PROBLEM DESCRIPTION
Copy out each line that has "color" in it.

MATERIAL PROVIDED
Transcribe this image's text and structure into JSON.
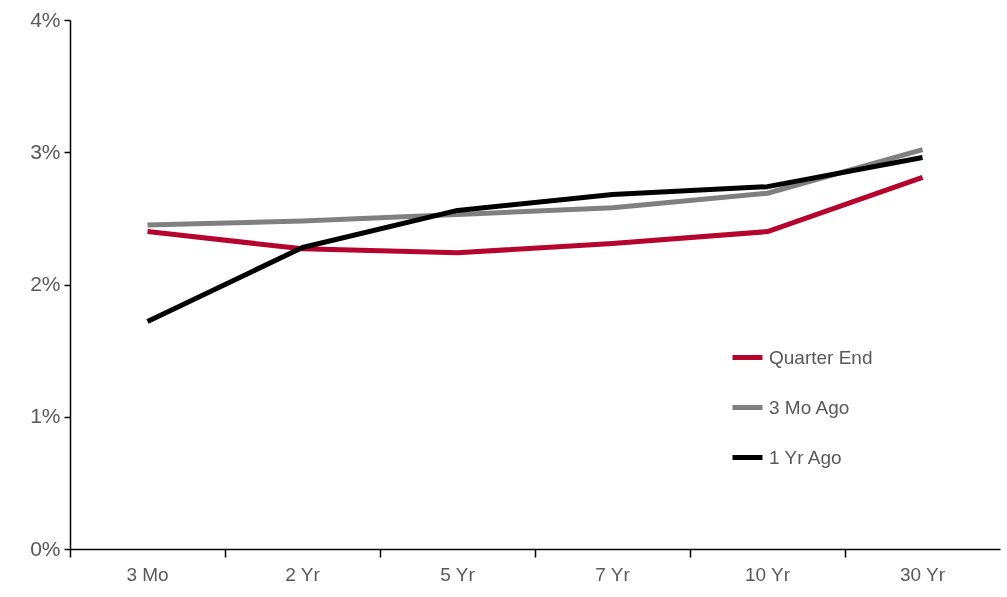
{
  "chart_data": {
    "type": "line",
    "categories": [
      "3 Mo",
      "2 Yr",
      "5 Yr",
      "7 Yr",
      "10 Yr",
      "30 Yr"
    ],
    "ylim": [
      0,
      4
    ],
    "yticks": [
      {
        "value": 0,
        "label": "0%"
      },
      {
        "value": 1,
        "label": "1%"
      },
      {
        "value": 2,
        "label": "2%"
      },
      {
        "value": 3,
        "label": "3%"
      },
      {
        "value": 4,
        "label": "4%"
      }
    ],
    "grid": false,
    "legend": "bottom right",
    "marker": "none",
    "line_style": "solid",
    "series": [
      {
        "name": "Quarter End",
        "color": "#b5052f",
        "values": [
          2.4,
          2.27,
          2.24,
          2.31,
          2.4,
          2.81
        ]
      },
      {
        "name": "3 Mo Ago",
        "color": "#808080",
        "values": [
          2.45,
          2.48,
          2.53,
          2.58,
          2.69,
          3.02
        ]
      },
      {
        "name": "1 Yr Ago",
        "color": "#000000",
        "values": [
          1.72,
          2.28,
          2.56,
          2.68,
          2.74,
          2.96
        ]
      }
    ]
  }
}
...
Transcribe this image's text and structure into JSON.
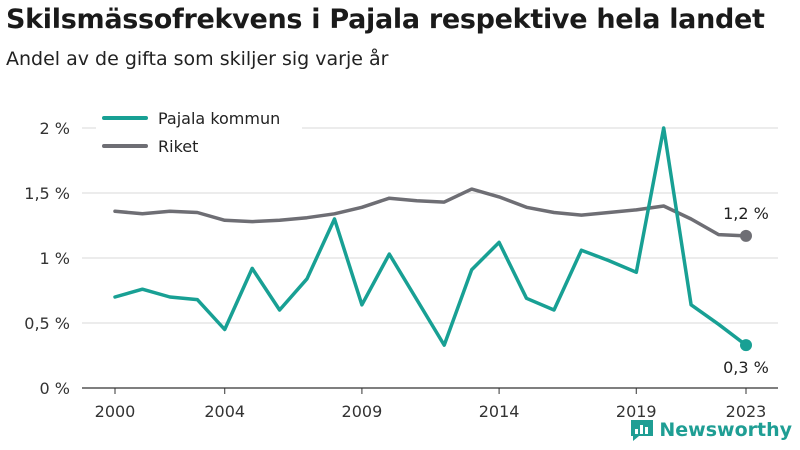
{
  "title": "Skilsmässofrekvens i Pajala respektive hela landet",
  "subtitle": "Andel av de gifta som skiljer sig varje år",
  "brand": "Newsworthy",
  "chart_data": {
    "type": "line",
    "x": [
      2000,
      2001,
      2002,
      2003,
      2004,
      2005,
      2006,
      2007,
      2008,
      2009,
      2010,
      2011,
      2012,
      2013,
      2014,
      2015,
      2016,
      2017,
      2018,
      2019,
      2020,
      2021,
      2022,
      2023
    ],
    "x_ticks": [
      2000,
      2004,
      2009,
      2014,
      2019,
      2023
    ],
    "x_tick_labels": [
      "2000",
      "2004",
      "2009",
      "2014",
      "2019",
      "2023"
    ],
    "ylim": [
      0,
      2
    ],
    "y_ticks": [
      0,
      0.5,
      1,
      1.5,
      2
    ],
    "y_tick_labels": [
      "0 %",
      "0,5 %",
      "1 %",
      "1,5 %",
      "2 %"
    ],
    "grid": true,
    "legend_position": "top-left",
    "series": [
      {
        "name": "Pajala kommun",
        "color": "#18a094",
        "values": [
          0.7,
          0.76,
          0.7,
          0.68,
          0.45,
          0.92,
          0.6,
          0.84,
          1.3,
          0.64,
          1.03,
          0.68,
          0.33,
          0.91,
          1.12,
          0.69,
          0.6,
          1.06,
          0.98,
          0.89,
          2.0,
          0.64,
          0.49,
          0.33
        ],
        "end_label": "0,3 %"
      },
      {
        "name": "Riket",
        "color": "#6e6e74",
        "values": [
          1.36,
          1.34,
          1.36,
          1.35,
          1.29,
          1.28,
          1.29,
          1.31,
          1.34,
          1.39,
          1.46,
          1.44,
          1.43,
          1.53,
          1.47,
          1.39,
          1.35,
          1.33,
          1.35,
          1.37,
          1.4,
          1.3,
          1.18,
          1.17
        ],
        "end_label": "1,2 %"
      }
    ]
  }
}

ANSWER FOR THE TASK
        "color": "#b5052f",
        "color": "#808080",
        "color": "#000000",
        "color": "#18a094",
        "color": "#6e6e74",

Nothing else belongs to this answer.